Teks Sumber:
SOSIAL POLITIK

Tata Ruang Kabupaten Garut Direvisi Dengan Mempertimbangkan Kebencanaan

lokasi bencana di Kecamatan Bungbulang Garut selatan, foto dok
lokasi bencana di Kecamatan Bungbulang Garut selatan, foto dok

Gapura Garut ,- Direktur Penataan Kawasan pada Direktorat Jenderal Tata Ruang Kementrian Agraria/Badan Pertanahanan Nasional, Agus Susanto menyebutkan secara umum wilayah Kabupaten Garut atau Wilayah Jabar Selatan merupakan daerah multi bencana.

‎Namun kondisi tersebut Kata Agus tidak bermakna harus berdiam dan menerima keadaan yang ada,melainkan harus terus berupaya untuk bias meminimalisasi resiko dengan melakukan rekayasa mengurangi bahaya akibat bencana dan menurunkan kerentanan serta meningkatkan kapasitas.

“Kawasan rawan bencana (KRB) bisa digunakan untuk menjadi lokasi budidaya sepanjang memenuhi persyaratan, seperi daerah rawan banjir yang terlarang untuk hunian namun dibolehkan untuk pertanian. Bahkan di lokasi aliran lahar sekali pun,” Kata Aus Susanto kepada wartawan Jumat (23/12/2016)

Menurutnya, proses pemanfaatan tersebut tetap harus dilengkapi persyaratan sesuai dengan KUPZ (Ketentuan Umum Peraturan Zonasi) terkait apa saja yang diperbolehkan dan yang dilarang.

“Saat ini dalam revisi Rencana Tata Ruang Wilayah Garut yang dikerjakan sudah memasukan pertimbangan kebencanaan, KUPZ sudah dibuat di lokasi rawan bencana, baik tsunami, banjir, gunung api, dan lainnya, jadi sudah mempertimbangkan semuanya,”ungkapnya.

Materi Tersedia:
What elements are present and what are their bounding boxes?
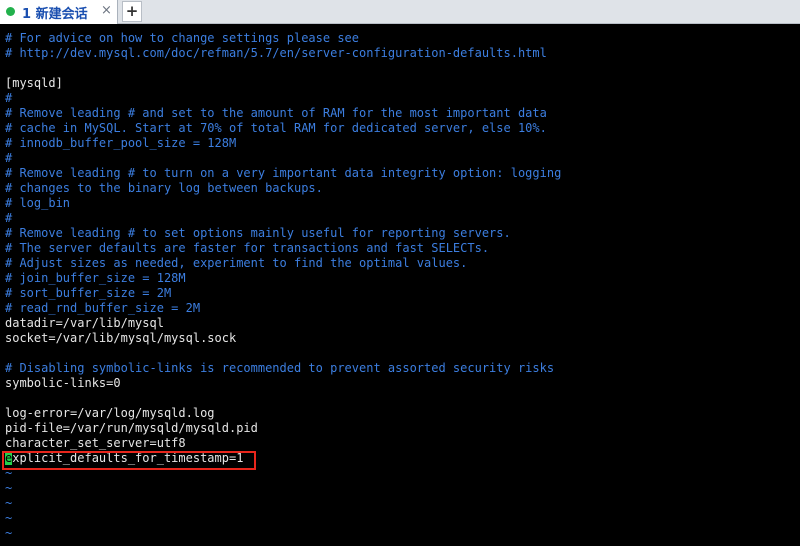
editor-line: datadir=/var/lib/mysql bbox=[5, 316, 164, 330]
new-tab-button[interactable]: + bbox=[122, 1, 142, 22]
connection-status-icon bbox=[6, 7, 15, 16]
tab-bar: 1 新建会话 × + bbox=[0, 0, 800, 24]
editor-line bbox=[5, 346, 561, 361]
editor-line: # read_rnd_buffer_size = 2M bbox=[5, 301, 201, 315]
config-line-text: xplicit_defaults_for_timestamp=1 bbox=[12, 451, 244, 465]
editor-line: [mysqld] bbox=[5, 76, 63, 90]
editor-line: symbolic-links=0 bbox=[5, 376, 121, 390]
editor-line: socket=/var/lib/mysql/mysql.sock bbox=[5, 331, 237, 345]
editor-line: ~ bbox=[5, 496, 13, 510]
editor-line: # For advice on how to change settings p… bbox=[5, 31, 360, 45]
editor-line bbox=[5, 391, 561, 406]
editor-line: # http://dev.mysql.com/doc/refman/5.7/en… bbox=[5, 46, 547, 60]
editor-line: # log_bin bbox=[5, 196, 71, 210]
editor-line: character_set_server=utf8 bbox=[5, 436, 186, 450]
editor-line: # Adjust sizes as needed, experiment to … bbox=[5, 256, 468, 270]
editor-line: # bbox=[5, 211, 13, 225]
editor-line: # innodb_buffer_pool_size = 128M bbox=[5, 136, 237, 150]
editor-line: # Remove leading # and set to the amount… bbox=[5, 106, 547, 120]
editor-line: ~ bbox=[5, 481, 13, 495]
editor-line: # cache in MySQL. Start at 70% of total … bbox=[5, 121, 547, 135]
editor-line: # Remove leading # to set options mainly… bbox=[5, 226, 511, 240]
editor-lines: # For advice on how to change settings p… bbox=[5, 31, 561, 541]
highlighted-config-line: explicit_defaults_for_timestamp=1 bbox=[5, 451, 561, 466]
editor-line: # bbox=[5, 91, 13, 105]
editor-line: # Disabling symbolic-links is recommende… bbox=[5, 361, 555, 375]
editor-line bbox=[5, 61, 561, 76]
editor-line: # changes to the binary log between back… bbox=[5, 181, 323, 195]
close-icon[interactable]: × bbox=[101, 3, 112, 18]
terminal-editor[interactable]: # For advice on how to change settings p… bbox=[0, 24, 800, 546]
editor-line: # join_buffer_size = 128M bbox=[5, 271, 186, 285]
tab-label: 1 新建会话 bbox=[22, 7, 88, 22]
editor-line: # sort_buffer_size = 2M bbox=[5, 286, 172, 300]
editor-line: # bbox=[5, 151, 13, 165]
editor-line: # Remove leading # to turn on a very imp… bbox=[5, 166, 562, 180]
editor-line: log-error=/var/log/mysqld.log bbox=[5, 406, 215, 420]
editor-line: ~ bbox=[5, 466, 13, 480]
editor-line: ~ bbox=[5, 526, 13, 540]
tab-session-1[interactable]: 1 新建会话 × bbox=[0, 0, 118, 24]
editor-line: ~ bbox=[5, 511, 13, 525]
editor-line: # The server defaults are faster for tra… bbox=[5, 241, 490, 255]
editor-line: pid-file=/var/run/mysqld/mysqld.pid bbox=[5, 421, 258, 435]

Tujuan:
Salin secara persis bagian artikel tentang revisi tata ruang Kabupaten Garut, dimulai pada kata-kata yang memuat "SOSIAL POLITIK" dan diakhiri setelah "serta meningkatkan kapasitas.". Materi tersebut berdiri sendiri dan terpisah dari artikel.

Hasil Tugas:
SOSIAL POLITIK

Tata Ruang Kabupaten Garut Direvisi Dengan Mempertimbangkan Kebencanaan

lokasi bencana di Kecamatan Bungbulang Garut selatan, foto dok
lokasi bencana di Kecamatan Bungbulang Garut selatan, foto dok

Gapura Garut ,- Direktur Penataan Kawasan pada Direktorat Jenderal Tata Ruang Kementrian Agraria/Badan Pertanahanan Nasional, Agus Susanto menyebutkan secara umum wilayah Kabupaten Garut atau Wilayah Jabar Selatan merupakan daerah multi bencana.

‎Namun kondisi tersebut Kata Agus tidak bermakna harus berdiam dan menerima keadaan yang ada,melainkan harus terus berupaya untuk bias meminimalisasi resiko dengan melakukan rekayasa mengurangi bahaya akibat bencana dan menurunkan kerentanan serta meningkatkan kapasitas.